TASKS TO COMPLETE.
- A) In the account of online abuse, rewrite the part from "It all started" to "Muslim website Ummah.com." with "message board" changed to "forum".
- B) Continue the account of online abuse from where it stops.

(EXCERPTED PASSAGE Opens)

This week I was branded a “slimy Jew”, a “rabid Zionist” and “filthy racist scum”.
It all started on Saturday night when sinister tweets began appearing on my timeline, claiming I’d been “tripped up” and had been a “naughty boy”. Next came a barrage of links to a message board on Muslim website Ummah.com.
The top post was headed: “i am pledging allegiance to the caliphate”. It read: “salam my sisters and brothers we should get out of this evil country and pledge our allegiance to the Muslim sharia law and get out of evil west. who wants to join me so we can wage war and jihad against the corrupt west.”
A computer boffin identified the message had originated from the IP address address Richard.Ferrer@dailymail.co.uk.
Evidence: I worked at the Daily Mail six years ago. I ‘m now editor of the Jewish News. Verdict: I’m guilty of “attempting to entrap Muslims on an Islamic forum” for a Daily Mail propoganda (sic) piece”. The Twiterazzi don’t let facts get in the way of fury.
Next morning I awoke to a deluge of abuse. “I’ll put you in a f***** ash tray”, volunteered @1_itk. “You look like any Jew you ****”, ventured @MuxAFC. “Pathetic little creature”, noted @Murphy88. “An absolutely immense twat of a human being” remarked @Yung_Mu.

(EXCERPTED PASSAGE Closes)
(EXCERPTED RECORDS Opens)

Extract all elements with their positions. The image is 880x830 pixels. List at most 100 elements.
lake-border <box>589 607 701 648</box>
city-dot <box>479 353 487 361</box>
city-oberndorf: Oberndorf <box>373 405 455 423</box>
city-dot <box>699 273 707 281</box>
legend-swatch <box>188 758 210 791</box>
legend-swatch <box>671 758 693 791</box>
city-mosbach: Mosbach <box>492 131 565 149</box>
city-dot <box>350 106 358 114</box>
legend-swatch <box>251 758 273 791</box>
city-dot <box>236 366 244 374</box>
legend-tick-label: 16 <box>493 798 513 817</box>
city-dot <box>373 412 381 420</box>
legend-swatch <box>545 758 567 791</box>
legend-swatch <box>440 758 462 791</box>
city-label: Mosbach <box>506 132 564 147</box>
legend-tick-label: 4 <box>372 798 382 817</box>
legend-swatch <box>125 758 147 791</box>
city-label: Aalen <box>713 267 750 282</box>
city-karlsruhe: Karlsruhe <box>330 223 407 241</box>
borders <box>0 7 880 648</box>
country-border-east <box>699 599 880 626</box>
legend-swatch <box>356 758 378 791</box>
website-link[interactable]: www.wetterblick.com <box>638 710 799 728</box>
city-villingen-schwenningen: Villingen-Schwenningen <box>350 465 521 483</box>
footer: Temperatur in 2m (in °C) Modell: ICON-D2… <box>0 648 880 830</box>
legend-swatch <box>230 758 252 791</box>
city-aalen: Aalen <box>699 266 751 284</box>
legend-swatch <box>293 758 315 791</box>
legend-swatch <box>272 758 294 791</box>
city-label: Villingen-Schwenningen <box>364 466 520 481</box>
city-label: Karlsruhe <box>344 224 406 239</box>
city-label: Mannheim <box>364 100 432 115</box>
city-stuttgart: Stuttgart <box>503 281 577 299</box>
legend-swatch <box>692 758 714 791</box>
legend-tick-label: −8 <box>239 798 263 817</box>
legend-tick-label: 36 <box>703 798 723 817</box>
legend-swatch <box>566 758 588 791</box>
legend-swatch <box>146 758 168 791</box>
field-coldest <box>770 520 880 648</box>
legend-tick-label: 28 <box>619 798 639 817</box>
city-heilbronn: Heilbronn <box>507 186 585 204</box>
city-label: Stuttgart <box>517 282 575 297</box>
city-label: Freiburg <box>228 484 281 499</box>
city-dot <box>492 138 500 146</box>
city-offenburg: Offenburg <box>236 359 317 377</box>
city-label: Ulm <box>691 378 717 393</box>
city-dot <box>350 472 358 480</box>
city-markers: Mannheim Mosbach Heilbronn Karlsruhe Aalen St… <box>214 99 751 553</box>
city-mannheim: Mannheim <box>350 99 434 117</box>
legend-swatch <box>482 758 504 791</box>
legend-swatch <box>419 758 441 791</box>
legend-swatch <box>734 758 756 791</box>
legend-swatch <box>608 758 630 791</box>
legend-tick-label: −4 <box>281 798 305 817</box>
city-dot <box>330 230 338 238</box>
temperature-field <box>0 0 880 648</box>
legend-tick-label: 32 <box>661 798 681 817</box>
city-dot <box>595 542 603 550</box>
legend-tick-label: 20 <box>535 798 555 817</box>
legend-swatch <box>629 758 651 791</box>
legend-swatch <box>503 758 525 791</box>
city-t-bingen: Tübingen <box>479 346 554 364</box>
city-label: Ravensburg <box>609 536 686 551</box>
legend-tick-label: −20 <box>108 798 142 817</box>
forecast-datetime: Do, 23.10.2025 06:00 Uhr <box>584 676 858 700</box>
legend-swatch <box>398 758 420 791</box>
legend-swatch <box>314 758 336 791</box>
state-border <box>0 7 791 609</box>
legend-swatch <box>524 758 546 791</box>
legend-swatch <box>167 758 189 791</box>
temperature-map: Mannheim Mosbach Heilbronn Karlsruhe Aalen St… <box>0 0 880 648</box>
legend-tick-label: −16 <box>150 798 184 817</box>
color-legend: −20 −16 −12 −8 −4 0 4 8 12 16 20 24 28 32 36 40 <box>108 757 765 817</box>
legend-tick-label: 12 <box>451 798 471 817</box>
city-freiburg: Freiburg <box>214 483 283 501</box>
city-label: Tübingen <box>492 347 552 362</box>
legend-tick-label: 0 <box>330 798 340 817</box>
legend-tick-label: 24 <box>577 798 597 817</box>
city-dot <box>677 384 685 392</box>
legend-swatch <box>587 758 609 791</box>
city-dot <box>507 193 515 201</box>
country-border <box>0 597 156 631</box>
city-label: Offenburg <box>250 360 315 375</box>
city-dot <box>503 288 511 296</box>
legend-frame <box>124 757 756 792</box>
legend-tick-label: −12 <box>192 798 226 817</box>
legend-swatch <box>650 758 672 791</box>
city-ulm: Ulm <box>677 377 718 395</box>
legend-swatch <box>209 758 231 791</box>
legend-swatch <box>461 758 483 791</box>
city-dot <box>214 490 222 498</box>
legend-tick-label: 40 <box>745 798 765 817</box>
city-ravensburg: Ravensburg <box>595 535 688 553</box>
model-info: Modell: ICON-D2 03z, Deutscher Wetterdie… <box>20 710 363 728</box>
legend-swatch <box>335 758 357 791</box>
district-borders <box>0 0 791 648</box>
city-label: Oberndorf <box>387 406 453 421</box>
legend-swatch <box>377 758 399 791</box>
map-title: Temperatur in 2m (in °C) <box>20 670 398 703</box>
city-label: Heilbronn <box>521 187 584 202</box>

(EXCERPTED RECORDS Closes)

ANSWERS TO EACH TASK.
- A)
It all started on Saturday night when sinister tweets began appearing on my timeline, claiming I’d been “tripped up” and had been a “naughty boy”. Next came a barrage of links to a forum on Muslim website Ummah.com.

- B)
Mrs Ferrer (top defamation lawyer and fiercely protective of husband), spotted my stiff upper lip quiver over my bowl of Shreddies and pledged to sue the next person to defame me.
She’s quite a lady.
Later, at the hairdressers, she got a text from a Muslim friend seeking reassurance that her husband wasn’t an Islamaphobic stooge. She phoned in a rage, demanding we seek “six-figure settlements” and “recover legal costs in full”.
She also told me to unload the dishwasher.
Things stepped up to a whole new level when Daily Mail Twitter watchdog @DMReporter chipped in, telling its 45,500 followers: “MAGNIFICENT – Daily Mail caught trying to incite extremism on Islamic community forum”. It was retweeted 596 times.
@DMReporter, which claims to shine a light on bad journalism (it proudly ran a “Give up churnalism for one day” campaign) then asked @metpoliceuk: “Is a Daily Mail journalist posing as a Jihadist on Islamic forums inciting racial hatred?”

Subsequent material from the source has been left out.